Required task →
Reproduce every entry exactly as shown.

[Chart and figure data]
• • • • •

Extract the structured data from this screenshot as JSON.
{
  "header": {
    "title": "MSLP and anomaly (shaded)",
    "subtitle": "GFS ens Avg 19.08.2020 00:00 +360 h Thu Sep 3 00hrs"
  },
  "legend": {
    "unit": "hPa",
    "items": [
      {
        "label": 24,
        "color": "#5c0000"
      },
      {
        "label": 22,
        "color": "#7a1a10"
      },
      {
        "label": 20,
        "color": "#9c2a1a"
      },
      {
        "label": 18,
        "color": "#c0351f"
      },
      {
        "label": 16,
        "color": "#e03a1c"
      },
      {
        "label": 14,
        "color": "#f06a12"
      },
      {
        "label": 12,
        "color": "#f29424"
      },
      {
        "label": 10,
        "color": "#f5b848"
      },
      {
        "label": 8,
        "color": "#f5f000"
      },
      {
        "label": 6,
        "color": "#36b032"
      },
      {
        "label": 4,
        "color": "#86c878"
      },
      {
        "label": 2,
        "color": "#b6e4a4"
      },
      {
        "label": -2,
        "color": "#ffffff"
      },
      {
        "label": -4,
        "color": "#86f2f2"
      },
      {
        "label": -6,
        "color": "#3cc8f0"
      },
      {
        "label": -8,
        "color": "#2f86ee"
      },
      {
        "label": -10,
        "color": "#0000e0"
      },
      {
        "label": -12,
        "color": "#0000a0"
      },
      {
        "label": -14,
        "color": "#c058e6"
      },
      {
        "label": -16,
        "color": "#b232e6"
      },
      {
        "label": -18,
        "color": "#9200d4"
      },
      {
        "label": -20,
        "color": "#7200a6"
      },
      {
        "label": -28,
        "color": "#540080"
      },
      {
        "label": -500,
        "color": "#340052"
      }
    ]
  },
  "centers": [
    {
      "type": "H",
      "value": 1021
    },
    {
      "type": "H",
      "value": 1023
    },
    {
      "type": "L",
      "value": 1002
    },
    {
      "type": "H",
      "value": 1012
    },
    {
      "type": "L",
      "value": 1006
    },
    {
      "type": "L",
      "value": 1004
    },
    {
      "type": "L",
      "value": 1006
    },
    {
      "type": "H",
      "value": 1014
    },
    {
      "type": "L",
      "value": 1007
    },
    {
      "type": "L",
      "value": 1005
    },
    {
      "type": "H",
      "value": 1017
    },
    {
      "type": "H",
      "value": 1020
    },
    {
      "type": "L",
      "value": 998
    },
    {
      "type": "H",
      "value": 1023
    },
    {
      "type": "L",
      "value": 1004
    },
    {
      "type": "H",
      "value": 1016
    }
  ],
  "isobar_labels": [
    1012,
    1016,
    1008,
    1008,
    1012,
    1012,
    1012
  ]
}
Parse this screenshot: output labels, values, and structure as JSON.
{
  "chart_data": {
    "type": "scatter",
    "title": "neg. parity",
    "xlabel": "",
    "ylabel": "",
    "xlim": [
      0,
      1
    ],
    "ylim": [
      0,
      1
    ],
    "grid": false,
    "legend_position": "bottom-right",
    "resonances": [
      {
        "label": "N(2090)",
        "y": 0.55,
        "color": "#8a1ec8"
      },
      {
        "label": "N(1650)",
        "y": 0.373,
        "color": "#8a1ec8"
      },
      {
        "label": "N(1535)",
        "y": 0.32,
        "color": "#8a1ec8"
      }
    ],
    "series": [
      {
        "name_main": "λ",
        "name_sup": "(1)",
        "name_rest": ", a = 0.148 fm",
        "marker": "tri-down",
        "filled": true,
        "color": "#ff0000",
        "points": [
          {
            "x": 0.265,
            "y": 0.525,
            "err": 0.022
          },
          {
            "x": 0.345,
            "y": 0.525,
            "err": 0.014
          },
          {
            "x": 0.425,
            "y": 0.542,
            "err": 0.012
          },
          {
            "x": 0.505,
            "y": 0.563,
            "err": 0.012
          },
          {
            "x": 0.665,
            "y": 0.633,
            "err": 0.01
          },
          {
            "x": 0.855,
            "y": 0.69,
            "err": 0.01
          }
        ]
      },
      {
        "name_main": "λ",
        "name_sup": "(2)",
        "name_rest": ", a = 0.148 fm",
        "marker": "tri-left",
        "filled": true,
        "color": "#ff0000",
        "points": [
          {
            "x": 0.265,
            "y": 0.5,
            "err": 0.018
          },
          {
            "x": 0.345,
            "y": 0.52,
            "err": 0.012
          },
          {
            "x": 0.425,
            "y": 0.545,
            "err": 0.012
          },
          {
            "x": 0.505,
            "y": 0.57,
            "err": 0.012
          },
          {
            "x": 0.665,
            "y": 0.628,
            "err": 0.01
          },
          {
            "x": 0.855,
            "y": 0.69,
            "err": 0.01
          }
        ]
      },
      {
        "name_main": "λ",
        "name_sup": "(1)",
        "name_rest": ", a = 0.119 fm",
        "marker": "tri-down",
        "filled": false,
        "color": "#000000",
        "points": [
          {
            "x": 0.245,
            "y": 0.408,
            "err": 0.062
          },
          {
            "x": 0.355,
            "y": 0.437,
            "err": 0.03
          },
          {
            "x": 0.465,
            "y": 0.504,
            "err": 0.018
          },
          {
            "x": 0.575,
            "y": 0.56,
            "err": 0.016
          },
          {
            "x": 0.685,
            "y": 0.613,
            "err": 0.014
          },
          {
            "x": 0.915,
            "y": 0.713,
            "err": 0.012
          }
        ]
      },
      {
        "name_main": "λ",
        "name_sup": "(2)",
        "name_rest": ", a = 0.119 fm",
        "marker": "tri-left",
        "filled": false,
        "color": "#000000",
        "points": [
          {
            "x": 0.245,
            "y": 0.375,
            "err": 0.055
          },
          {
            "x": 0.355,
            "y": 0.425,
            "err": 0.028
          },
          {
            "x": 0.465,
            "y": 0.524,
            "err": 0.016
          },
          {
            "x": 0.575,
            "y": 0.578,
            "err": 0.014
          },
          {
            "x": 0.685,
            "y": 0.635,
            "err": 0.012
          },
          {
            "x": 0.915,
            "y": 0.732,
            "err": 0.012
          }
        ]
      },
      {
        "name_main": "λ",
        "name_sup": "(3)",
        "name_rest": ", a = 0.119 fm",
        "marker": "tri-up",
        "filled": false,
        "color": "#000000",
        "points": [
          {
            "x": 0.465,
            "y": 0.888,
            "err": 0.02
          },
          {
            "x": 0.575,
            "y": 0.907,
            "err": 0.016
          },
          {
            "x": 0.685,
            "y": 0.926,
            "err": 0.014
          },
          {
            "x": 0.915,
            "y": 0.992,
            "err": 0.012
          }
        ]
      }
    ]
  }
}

• • • • •

Response below →
Extract the structured data from this screenshot as JSON.
{
  "header": {
    "title": "MSLP and anomaly (shaded)",
    "subtitle": "GFS ens Avg 19.08.2020 00:00 +360 h Thu Sep 3 00hrs"
  },
  "legend": {
    "unit": "hPa",
    "items": [
      {
        "label": 24,
        "color": "#5c0000"
      },
      {
        "label": 22,
        "color": "#7a1a10"
      },
      {
        "label": 20,
        "color": "#9c2a1a"
      },
      {
        "label": 18,
        "color": "#c0351f"
      },
      {
        "label": 16,
        "color": "#e03a1c"
      },
      {
        "label": 14,
        "color": "#f06a12"
      },
      {
        "label": 12,
        "color": "#f29424"
      },
      {
        "label": 10,
        "color": "#f5b848"
      },
      {
        "label": 8,
        "color": "#f5f000"
      },
      {
        "label": 6,
        "color": "#36b032"
      },
      {
        "label": 4,
        "color": "#86c878"
      },
      {
        "label": 2,
        "color": "#b6e4a4"
      },
      {
        "label": -2,
        "color": "#ffffff"
      },
      {
        "label": -4,
        "color": "#86f2f2"
      },
      {
        "label": -6,
        "color": "#3cc8f0"
      },
      {
        "label": -8,
        "color": "#2f86ee"
      },
      {
        "label": -10,
        "color": "#0000e0"
      },
      {
        "label": -12,
        "color": "#0000a0"
      },
      {
        "label": -14,
        "color": "#c058e6"
      },
      {
        "label": -16,
        "color": "#b232e6"
      },
      {
        "label": -18,
        "color": "#9200d4"
      },
      {
        "label": -20,
        "color": "#7200a6"
      },
      {
        "label": -28,
        "color": "#540080"
      },
      {
        "label": -500,
        "color": "#340052"
      }
    ]
  },
  "centers": [
    {
      "type": "H",
      "value": 1021
    },
    {
      "type": "H",
      "value": 1023
    },
    {
      "type": "L",
      "value": 1002
    },
    {
      "type": "H",
      "value": 1012
    },
    {
      "type": "L",
      "value": 1006
    },
    {
      "type": "L",
      "value": 1004
    },
    {
      "type": "L",
      "value": 1006
    },
    {
      "type": "H",
      "value": 1014
    },
    {
      "type": "L",
      "value": 1007
    },
    {
      "type": "L",
      "value": 1005
    },
    {
      "type": "H",
      "value": 1017
    },
    {
      "type": "H",
      "value": 1020
    },
    {
      "type": "L",
      "value": 998
    },
    {
      "type": "H",
      "value": 1023
    },
    {
      "type": "L",
      "value": 1004
    },
    {
      "type": "H",
      "value": 1016
    }
  ],
  "isobar_labels": [
    1012,
    1016,
    1008,
    1008,
    1012,
    1012,
    1012
  ]
}
Parse this screenshot: output labels, values, and structure as JSON.
{
  "chart_data": {
    "type": "scatter",
    "title": "neg. parity",
    "xlabel": "",
    "ylabel": "",
    "xlim": [
      0,
      1
    ],
    "ylim": [
      0,
      1
    ],
    "grid": false,
    "legend_position": "bottom-right",
    "resonances": [
      {
        "label": "N(2090)",
        "y": 0.55,
        "color": "#8a1ec8"
      },
      {
        "label": "N(1650)",
        "y": 0.373,
        "color": "#8a1ec8"
      },
      {
        "label": "N(1535)",
        "y": 0.32,
        "color": "#8a1ec8"
      }
    ],
    "series": [
      {
        "name_main": "λ",
        "name_sup": "(1)",
        "name_rest": ", a = 0.148 fm",
        "marker": "tri-down",
        "filled": true,
        "color": "#ff0000",
        "points": [
          {
            "x": 0.265,
            "y": 0.525,
            "err": 0.022
          },
          {
            "x": 0.345,
            "y": 0.525,
            "err": 0.014
          },
          {
            "x": 0.425,
            "y": 0.542,
            "err": 0.012
          },
          {
            "x": 0.505,
            "y": 0.563,
            "err": 0.012
          },
          {
            "x": 0.665,
            "y": 0.633,
            "err": 0.01
          },
          {
            "x": 0.855,
            "y": 0.69,
            "err": 0.01
          }
        ]
      },
      {
        "name_main": "λ",
        "name_sup": "(2)",
        "name_rest": ", a = 0.148 fm",
        "marker": "tri-left",
        "filled": true,
        "color": "#ff0000",
        "points": [
          {
            "x": 0.265,
            "y": 0.5,
            "err": 0.018
          },
          {
            "x": 0.345,
            "y": 0.52,
            "err": 0.012
          },
          {
            "x": 0.425,
            "y": 0.545,
            "err": 0.012
          },
          {
            "x": 0.505,
            "y": 0.57,
            "err": 0.012
          },
          {
            "x": 0.665,
            "y": 0.628,
            "err": 0.01
          },
          {
            "x": 0.855,
            "y": 0.69,
            "err": 0.01
          }
        ]
      },
      {
        "name_main": "λ",
        "name_sup": "(1)",
        "name_rest": ", a = 0.119 fm",
        "marker": "tri-down",
        "filled": false,
        "color": "#000000",
        "points": [
          {
            "x": 0.245,
            "y": 0.408,
            "err": 0.062
          },
          {
            "x": 0.355,
            "y": 0.437,
            "err": 0.03
          },
          {
            "x": 0.465,
            "y": 0.504,
            "err": 0.018
          },
          {
            "x": 0.575,
            "y": 0.56,
            "err": 0.016
          },
          {
            "x": 0.685,
            "y": 0.613,
            "err": 0.014
          },
          {
            "x": 0.915,
            "y": 0.713,
            "err": 0.012
          }
        ]
      },
      {
        "name_main": "λ",
        "name_sup": "(2)",
        "name_rest": ", a = 0.119 fm",
        "marker": "tri-left",
        "filled": false,
        "color": "#000000",
        "points": [
          {
            "x": 0.245,
            "y": 0.375,
            "err": 0.055
          },
          {
            "x": 0.355,
            "y": 0.425,
            "err": 0.028
          },
          {
            "x": 0.465,
            "y": 0.524,
            "err": 0.016
          },
          {
            "x": 0.575,
            "y": 0.578,
            "err": 0.014
          },
          {
            "x": 0.685,
            "y": 0.635,
            "err": 0.012
          },
          {
            "x": 0.915,
            "y": 0.732,
            "err": 0.012
          }
        ]
      },
      {
        "name_main": "λ",
        "name_sup": "(3)",
        "name_rest": ", a = 0.119 fm",
        "marker": "tri-up",
        "filled": false,
        "color": "#000000",
        "points": [
          {
            "x": 0.465,
            "y": 0.888,
            "err": 0.02
          },
          {
            "x": 0.575,
            "y": 0.907,
            "err": 0.016
          },
          {
            "x": 0.685,
            "y": 0.926,
            "err": 0.014
          },
          {
            "x": 0.915,
            "y": 0.992,
            "err": 0.012
          }
        ]
      }
    ]
  }
}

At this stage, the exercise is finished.